> [Written problem]
Return the lines where the word "conclusions" occurs.

── Input material ──

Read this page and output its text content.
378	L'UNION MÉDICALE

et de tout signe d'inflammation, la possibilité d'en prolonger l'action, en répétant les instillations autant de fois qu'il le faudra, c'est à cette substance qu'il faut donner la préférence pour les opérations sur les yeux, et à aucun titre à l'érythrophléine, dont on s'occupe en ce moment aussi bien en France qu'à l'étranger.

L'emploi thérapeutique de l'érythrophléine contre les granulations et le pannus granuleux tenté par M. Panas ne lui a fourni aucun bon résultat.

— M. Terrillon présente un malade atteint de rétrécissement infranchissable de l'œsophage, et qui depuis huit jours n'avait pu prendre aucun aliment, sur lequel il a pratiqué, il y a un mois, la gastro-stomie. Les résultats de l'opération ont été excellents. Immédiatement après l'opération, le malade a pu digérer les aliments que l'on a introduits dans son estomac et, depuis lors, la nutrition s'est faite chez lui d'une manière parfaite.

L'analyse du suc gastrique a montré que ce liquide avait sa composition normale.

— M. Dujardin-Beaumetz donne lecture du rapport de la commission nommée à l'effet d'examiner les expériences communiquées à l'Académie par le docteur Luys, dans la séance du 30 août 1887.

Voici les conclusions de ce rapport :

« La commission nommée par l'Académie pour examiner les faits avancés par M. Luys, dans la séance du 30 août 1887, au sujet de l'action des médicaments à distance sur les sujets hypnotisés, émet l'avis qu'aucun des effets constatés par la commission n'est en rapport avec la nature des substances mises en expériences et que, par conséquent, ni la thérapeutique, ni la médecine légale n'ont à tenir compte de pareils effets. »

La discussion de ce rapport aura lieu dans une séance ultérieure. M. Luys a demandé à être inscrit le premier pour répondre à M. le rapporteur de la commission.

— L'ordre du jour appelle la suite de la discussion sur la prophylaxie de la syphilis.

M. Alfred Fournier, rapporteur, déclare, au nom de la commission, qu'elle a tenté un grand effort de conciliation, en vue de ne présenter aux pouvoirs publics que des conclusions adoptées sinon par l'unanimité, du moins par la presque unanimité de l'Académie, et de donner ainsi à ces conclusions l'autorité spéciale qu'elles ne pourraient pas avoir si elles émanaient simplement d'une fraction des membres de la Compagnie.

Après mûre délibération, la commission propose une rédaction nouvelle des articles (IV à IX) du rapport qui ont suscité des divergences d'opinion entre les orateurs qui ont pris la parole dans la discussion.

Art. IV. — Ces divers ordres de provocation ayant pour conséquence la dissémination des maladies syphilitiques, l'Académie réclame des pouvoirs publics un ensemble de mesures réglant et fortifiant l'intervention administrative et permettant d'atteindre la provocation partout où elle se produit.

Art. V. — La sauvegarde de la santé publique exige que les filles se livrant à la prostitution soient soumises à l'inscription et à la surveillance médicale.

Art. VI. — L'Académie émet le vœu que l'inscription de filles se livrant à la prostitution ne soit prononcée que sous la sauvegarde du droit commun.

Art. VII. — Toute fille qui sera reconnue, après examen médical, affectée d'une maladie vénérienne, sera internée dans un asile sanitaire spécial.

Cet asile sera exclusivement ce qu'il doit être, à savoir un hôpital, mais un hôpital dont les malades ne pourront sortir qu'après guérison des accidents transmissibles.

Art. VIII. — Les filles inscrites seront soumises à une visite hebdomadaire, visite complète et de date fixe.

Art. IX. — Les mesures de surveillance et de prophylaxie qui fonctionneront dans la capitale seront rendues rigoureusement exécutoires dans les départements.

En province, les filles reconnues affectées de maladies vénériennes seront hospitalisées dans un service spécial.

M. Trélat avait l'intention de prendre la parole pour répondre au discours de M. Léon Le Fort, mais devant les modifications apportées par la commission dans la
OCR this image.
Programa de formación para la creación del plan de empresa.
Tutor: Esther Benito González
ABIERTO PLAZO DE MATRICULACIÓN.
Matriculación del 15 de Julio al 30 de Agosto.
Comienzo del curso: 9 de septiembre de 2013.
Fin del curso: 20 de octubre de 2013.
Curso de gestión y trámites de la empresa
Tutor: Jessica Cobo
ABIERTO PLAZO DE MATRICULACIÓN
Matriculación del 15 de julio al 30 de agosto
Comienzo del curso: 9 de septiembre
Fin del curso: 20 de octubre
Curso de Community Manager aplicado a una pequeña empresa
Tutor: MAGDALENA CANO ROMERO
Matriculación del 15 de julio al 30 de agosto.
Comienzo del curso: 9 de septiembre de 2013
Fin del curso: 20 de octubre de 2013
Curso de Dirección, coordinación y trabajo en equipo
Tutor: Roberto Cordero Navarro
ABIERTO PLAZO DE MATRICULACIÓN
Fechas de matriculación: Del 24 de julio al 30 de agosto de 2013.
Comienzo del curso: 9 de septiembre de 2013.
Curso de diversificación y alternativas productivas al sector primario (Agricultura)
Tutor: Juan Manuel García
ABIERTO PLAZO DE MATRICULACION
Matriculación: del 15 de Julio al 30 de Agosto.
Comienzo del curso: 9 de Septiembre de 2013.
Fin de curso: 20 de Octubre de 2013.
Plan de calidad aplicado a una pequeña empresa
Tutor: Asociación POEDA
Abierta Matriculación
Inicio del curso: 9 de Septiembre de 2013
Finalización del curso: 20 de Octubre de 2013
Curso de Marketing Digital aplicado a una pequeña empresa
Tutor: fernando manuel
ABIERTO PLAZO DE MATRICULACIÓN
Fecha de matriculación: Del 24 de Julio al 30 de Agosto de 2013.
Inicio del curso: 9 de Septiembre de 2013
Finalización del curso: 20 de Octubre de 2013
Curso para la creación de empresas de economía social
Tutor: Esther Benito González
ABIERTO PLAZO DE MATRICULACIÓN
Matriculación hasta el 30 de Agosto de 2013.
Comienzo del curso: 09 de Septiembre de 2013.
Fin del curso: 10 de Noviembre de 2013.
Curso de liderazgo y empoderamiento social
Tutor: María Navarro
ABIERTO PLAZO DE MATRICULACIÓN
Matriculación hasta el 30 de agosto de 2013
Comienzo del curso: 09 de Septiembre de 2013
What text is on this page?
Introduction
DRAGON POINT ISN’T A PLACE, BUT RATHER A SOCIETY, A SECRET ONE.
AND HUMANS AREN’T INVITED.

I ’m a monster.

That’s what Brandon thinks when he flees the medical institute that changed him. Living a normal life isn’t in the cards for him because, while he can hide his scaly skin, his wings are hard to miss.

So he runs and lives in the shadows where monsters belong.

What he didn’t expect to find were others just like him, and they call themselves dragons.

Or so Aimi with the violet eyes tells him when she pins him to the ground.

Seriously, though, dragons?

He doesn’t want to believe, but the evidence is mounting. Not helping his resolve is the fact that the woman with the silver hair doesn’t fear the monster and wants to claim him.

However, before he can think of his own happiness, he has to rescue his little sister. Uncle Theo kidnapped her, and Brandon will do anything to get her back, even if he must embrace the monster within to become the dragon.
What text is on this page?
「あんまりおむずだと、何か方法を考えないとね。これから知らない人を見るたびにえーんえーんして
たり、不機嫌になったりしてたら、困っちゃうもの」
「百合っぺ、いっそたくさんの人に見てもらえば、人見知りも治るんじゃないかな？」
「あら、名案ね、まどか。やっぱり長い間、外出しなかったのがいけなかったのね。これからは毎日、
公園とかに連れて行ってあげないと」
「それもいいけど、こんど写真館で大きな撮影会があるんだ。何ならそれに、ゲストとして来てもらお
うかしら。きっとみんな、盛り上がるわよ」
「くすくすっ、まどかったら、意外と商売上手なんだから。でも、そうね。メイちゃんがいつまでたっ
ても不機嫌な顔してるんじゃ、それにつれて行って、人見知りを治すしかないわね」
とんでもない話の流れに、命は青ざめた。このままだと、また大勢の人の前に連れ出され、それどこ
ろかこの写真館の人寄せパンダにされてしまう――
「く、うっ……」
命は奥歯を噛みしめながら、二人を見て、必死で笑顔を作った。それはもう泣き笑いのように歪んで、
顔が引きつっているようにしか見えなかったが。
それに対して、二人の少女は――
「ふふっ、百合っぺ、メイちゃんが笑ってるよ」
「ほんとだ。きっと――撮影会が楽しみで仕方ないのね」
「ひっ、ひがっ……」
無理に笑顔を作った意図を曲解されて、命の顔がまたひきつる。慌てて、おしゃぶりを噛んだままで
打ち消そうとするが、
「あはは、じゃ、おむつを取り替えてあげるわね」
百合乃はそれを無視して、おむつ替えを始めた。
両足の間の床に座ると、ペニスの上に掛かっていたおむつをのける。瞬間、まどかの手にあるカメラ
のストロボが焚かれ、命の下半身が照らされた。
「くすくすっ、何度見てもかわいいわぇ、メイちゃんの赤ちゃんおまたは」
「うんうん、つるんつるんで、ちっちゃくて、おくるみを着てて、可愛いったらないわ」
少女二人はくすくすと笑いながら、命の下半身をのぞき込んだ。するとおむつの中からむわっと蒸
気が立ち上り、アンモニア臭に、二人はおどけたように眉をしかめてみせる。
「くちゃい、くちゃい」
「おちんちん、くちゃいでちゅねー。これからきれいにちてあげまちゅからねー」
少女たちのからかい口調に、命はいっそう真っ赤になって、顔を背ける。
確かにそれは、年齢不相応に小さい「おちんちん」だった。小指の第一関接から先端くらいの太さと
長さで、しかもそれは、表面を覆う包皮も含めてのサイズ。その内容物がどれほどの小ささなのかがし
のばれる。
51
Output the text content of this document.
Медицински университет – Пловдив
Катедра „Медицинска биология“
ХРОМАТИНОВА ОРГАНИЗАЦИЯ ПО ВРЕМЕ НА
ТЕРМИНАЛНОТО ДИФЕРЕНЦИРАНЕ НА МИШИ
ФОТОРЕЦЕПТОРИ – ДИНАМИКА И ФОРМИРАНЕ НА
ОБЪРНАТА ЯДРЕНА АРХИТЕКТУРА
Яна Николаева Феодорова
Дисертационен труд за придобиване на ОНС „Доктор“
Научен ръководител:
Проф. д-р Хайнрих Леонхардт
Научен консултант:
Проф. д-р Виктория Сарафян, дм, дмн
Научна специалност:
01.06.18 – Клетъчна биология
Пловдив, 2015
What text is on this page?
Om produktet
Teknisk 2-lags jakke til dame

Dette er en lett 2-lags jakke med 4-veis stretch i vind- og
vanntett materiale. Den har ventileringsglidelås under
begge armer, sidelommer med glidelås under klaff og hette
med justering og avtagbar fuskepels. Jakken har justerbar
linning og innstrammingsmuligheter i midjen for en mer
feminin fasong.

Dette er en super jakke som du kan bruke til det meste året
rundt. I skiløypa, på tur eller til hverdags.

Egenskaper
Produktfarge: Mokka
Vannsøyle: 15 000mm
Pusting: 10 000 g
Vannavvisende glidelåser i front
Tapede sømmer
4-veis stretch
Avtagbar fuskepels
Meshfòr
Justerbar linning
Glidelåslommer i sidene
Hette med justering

───

> [Complete answer]
Voici les conclusions de ce rapport :
M. Alfred Fournier, rapporteur, déclare, au nom de la commission, qu'elle a tenté un grand effort de conciliation, en vue de ne présenter aux pouvoirs publics que des conclusions adoptées sinon par l'unanimité, du moins par la presque unanimité de l'Académie, et de donner ainsi à ces conclusions l'autorité spéciale qu'elles ne pourraient pas avoir si elles émanaient simplement d'une fraction des membres de la Compagnie.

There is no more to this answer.